(Layout dataset lines)
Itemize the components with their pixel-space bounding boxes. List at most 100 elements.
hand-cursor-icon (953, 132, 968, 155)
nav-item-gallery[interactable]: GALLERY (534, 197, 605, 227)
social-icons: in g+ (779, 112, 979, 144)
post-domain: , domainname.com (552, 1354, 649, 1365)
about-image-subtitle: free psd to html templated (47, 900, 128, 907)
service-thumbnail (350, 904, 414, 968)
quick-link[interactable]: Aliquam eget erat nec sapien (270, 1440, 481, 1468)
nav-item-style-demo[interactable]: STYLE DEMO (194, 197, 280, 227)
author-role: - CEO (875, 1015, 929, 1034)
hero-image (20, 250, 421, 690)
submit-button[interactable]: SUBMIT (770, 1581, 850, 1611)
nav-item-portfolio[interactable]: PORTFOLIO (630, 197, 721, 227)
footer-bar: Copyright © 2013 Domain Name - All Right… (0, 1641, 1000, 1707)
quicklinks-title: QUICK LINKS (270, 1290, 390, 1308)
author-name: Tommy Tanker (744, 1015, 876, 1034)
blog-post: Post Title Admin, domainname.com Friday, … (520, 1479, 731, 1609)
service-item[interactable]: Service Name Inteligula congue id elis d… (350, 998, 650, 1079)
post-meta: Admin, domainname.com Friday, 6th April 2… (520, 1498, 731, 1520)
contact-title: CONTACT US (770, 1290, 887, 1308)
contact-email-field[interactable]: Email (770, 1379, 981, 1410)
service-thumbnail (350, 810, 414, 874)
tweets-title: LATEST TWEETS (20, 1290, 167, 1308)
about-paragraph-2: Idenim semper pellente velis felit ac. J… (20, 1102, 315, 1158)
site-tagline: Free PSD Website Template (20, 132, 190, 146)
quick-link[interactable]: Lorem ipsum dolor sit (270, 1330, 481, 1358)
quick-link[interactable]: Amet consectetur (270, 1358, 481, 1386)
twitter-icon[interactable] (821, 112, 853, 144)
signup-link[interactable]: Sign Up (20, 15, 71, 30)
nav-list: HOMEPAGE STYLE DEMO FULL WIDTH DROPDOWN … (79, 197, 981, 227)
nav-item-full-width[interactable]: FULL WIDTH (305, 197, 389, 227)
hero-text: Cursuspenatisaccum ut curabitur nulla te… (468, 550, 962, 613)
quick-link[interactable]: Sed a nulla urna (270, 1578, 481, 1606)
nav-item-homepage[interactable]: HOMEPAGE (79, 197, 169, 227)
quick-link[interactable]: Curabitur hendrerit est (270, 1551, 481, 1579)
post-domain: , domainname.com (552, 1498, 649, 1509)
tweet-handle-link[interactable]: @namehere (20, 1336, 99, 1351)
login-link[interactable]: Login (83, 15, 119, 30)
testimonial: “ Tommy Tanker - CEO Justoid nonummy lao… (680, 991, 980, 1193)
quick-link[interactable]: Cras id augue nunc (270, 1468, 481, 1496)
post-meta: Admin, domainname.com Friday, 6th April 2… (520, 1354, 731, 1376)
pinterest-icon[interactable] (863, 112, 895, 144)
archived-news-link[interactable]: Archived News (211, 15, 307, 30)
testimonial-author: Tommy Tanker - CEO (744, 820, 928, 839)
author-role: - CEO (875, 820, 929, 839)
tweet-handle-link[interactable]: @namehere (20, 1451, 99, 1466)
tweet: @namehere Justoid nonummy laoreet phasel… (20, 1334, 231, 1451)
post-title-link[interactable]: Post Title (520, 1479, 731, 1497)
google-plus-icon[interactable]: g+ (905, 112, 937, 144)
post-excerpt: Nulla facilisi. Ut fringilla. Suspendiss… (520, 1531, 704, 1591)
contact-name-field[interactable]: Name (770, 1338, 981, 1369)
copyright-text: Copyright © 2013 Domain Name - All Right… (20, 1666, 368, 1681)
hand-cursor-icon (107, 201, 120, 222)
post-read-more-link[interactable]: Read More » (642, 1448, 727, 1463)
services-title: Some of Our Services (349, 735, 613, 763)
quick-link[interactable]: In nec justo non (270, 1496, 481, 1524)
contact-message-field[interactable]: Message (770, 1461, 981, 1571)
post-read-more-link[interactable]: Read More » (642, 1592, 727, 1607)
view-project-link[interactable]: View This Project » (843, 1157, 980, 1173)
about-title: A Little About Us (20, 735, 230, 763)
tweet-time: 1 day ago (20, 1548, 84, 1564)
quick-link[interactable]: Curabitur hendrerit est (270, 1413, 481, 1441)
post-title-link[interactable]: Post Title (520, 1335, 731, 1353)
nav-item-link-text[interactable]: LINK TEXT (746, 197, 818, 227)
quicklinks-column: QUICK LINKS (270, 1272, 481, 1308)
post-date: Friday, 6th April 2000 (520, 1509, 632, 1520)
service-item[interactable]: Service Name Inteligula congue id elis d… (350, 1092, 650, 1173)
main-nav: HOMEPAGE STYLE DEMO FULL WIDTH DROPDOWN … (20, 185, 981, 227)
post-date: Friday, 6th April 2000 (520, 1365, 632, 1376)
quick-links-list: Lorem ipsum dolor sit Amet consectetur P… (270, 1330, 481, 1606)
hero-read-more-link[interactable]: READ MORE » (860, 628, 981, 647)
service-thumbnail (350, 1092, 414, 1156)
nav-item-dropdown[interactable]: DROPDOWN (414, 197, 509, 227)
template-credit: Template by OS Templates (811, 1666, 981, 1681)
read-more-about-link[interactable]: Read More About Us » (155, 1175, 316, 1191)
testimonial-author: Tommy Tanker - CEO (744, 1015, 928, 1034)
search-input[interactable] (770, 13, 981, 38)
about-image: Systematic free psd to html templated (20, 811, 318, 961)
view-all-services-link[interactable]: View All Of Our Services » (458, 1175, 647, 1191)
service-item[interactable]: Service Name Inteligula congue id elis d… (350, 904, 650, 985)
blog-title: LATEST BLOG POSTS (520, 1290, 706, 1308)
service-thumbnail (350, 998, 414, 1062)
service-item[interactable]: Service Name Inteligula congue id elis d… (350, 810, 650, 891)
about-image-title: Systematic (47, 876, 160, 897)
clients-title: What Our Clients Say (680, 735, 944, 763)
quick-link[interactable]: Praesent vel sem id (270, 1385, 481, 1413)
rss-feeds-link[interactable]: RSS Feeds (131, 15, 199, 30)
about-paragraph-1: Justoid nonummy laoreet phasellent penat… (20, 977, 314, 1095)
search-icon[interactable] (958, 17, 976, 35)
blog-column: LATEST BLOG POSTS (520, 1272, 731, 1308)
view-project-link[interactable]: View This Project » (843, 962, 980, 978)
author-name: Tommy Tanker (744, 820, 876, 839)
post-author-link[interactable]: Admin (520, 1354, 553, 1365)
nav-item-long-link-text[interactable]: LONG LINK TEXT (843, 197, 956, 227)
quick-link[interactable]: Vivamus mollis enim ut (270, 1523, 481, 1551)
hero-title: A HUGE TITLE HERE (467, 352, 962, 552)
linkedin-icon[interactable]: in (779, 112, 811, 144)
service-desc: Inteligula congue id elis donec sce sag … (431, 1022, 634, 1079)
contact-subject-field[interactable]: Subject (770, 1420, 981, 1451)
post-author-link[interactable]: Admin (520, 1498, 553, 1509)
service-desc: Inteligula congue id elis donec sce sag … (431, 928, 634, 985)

**Given problem**
Reproduce every one of these lines without any changes.

**Exercise answer**
Itemize the components with their pixel-space bounding boxes. List at most 100 elements.
hand-cursor-icon (953, 132, 968, 155)
nav-item-gallery[interactable]: GALLERY (534, 197, 605, 227)
social-icons: in g+ (779, 112, 979, 144)
post-domain: , domainname.com (552, 1354, 649, 1365)
about-image-subtitle: free psd to html templated (47, 900, 128, 907)
service-thumbnail (350, 904, 414, 968)
quick-link[interactable]: Aliquam eget erat nec sapien (270, 1440, 481, 1468)
nav-item-style-demo[interactable]: STYLE DEMO (194, 197, 280, 227)
author-role: - CEO (875, 1015, 929, 1034)
hero-image (20, 250, 421, 690)
submit-button[interactable]: SUBMIT (770, 1581, 850, 1611)
nav-item-portfolio[interactable]: PORTFOLIO (630, 197, 721, 227)
footer-bar: Copyright © 2013 Domain Name - All Right… (0, 1641, 1000, 1707)
quicklinks-title: QUICK LINKS (270, 1290, 390, 1308)
author-name: Tommy Tanker (744, 1015, 876, 1034)
blog-post: Post Title Admin, domainname.com Friday, … (520, 1479, 731, 1609)
service-item[interactable]: Service Name Inteligula congue id elis d… (350, 998, 650, 1079)
post-meta: Admin, domainname.com Friday, 6th April 2… (520, 1498, 731, 1520)
contact-title: CONTACT US (770, 1290, 887, 1308)
contact-email-field[interactable]: Email (770, 1379, 981, 1410)
service-thumbnail (350, 810, 414, 874)
tweets-title: LATEST TWEETS (20, 1290, 167, 1308)
about-paragraph-2: Idenim semper pellente velis felit ac. J… (20, 1102, 315, 1158)
site-tagline: Free PSD Website Template (20, 132, 190, 146)
quick-link[interactable]: Lorem ipsum dolor sit (270, 1330, 481, 1358)
quick-link[interactable]: Amet consectetur (270, 1358, 481, 1386)
twitter-icon[interactable] (821, 112, 853, 144)
signup-link[interactable]: Sign Up (20, 15, 71, 30)
nav-list: HOMEPAGE STYLE DEMO FULL WIDTH DROPDOWN … (79, 197, 981, 227)
nav-item-full-width[interactable]: FULL WIDTH (305, 197, 389, 227)
hero-text: Cursuspenatisaccum ut curabitur nulla te… (468, 550, 962, 613)
quick-link[interactable]: Sed a nulla urna (270, 1578, 481, 1606)
nav-item-homepage[interactable]: HOMEPAGE (79, 197, 169, 227)
quick-link[interactable]: Curabitur hendrerit est (270, 1551, 481, 1579)
post-domain: , domainname.com (552, 1498, 649, 1509)
tweet-handle-link[interactable]: @namehere (20, 1336, 99, 1351)
login-link[interactable]: Login (83, 15, 119, 30)
testimonial: “ Tommy Tanker - CEO Justoid nonummy lao… (680, 991, 980, 1193)
quick-link[interactable]: Cras id augue nunc (270, 1468, 481, 1496)
post-meta: Admin, domainname.com Friday, 6th April 2… (520, 1354, 731, 1376)
pinterest-icon[interactable] (863, 112, 895, 144)
archived-news-link[interactable]: Archived News (211, 15, 307, 30)
testimonial-author: Tommy Tanker - CEO (744, 820, 928, 839)
author-role: - CEO (875, 820, 929, 839)
tweet-handle-link[interactable]: @namehere (20, 1451, 99, 1466)
tweet: @namehere Justoid nonummy laoreet phasel… (20, 1334, 231, 1451)
post-title-link[interactable]: Post Title (520, 1479, 731, 1497)
google-plus-icon[interactable]: g+ (905, 112, 937, 144)
post-excerpt: Nulla facilisi. Ut fringilla. Suspendiss… (520, 1531, 704, 1591)
contact-name-field[interactable]: Name (770, 1338, 981, 1369)
copyright-text: Copyright © 2013 Domain Name - All Right… (20, 1666, 368, 1681)
hand-cursor-icon (107, 201, 120, 222)
post-read-more-link[interactable]: Read More » (642, 1448, 727, 1463)
services-title: Some of Our Services (349, 735, 613, 763)
quick-link[interactable]: In nec justo non (270, 1496, 481, 1524)
contact-message-field[interactable]: Message (770, 1461, 981, 1571)
post-read-more-link[interactable]: Read More » (642, 1592, 727, 1607)
view-project-link[interactable]: View This Project » (843, 1157, 980, 1173)
about-title: A Little About Us (20, 735, 230, 763)
tweet-time: 1 day ago (20, 1548, 84, 1564)
quick-link[interactable]: Curabitur hendrerit est (270, 1413, 481, 1441)
post-title-link[interactable]: Post Title (520, 1335, 731, 1353)
nav-item-link-text[interactable]: LINK TEXT (746, 197, 818, 227)
quicklinks-column: QUICK LINKS (270, 1272, 481, 1308)
post-date: Friday, 6th April 2000 (520, 1509, 632, 1520)
service-item[interactable]: Service Name Inteligula congue id elis d… (350, 1092, 650, 1173)
main-nav: HOMEPAGE STYLE DEMO FULL WIDTH DROPDOWN … (20, 185, 981, 227)
post-date: Friday, 6th April 2000 (520, 1365, 632, 1376)
quick-links-list: Lorem ipsum dolor sit Amet consectetur P… (270, 1330, 481, 1606)
hero-read-more-link[interactable]: READ MORE » (860, 628, 981, 647)
service-thumbnail (350, 1092, 414, 1156)
nav-item-dropdown[interactable]: DROPDOWN (414, 197, 509, 227)
template-credit: Template by OS Templates (811, 1666, 981, 1681)
read-more-about-link[interactable]: Read More About Us » (155, 1175, 316, 1191)
testimonial-author: Tommy Tanker - CEO (744, 1015, 928, 1034)
search-input[interactable] (770, 13, 981, 38)
about-image: Systematic free psd to html templated (20, 811, 318, 961)
view-all-services-link[interactable]: View All Of Our Services » (458, 1175, 647, 1191)
service-item[interactable]: Service Name Inteligula congue id elis d… (350, 904, 650, 985)
blog-title: LATEST BLOG POSTS (520, 1290, 706, 1308)
service-thumbnail (350, 998, 414, 1062)
service-item[interactable]: Service Name Inteligula congue id elis d… (350, 810, 650, 891)
about-image-title: Systematic (47, 876, 160, 897)
clients-title: What Our Clients Say (680, 735, 944, 763)
quick-link[interactable]: Praesent vel sem id (270, 1385, 481, 1413)
rss-feeds-link[interactable]: RSS Feeds (131, 15, 199, 30)
about-paragraph-1: Justoid nonummy laoreet phasellent penat… (20, 977, 314, 1095)
search-icon[interactable] (958, 17, 976, 35)
blog-column: LATEST BLOG POSTS (520, 1272, 731, 1308)
view-project-link[interactable]: View This Project » (843, 962, 980, 978)
author-name: Tommy Tanker (744, 820, 876, 839)
post-author-link[interactable]: Admin (520, 1354, 553, 1365)
nav-item-long-link-text[interactable]: LONG LINK TEXT (843, 197, 956, 227)
quick-link[interactable]: Vivamus mollis enim ut (270, 1523, 481, 1551)
hero-title: A HUGE TITLE HERE (467, 352, 962, 552)
linkedin-icon[interactable]: in (779, 112, 811, 144)
service-desc: Inteligula congue id elis donec sce sag … (431, 1022, 634, 1079)
contact-subject-field[interactable]: Subject (770, 1420, 981, 1451)
post-author-link[interactable]: Admin (520, 1498, 553, 1509)
service-desc: Inteligula congue id elis donec sce sag … (431, 928, 634, 985)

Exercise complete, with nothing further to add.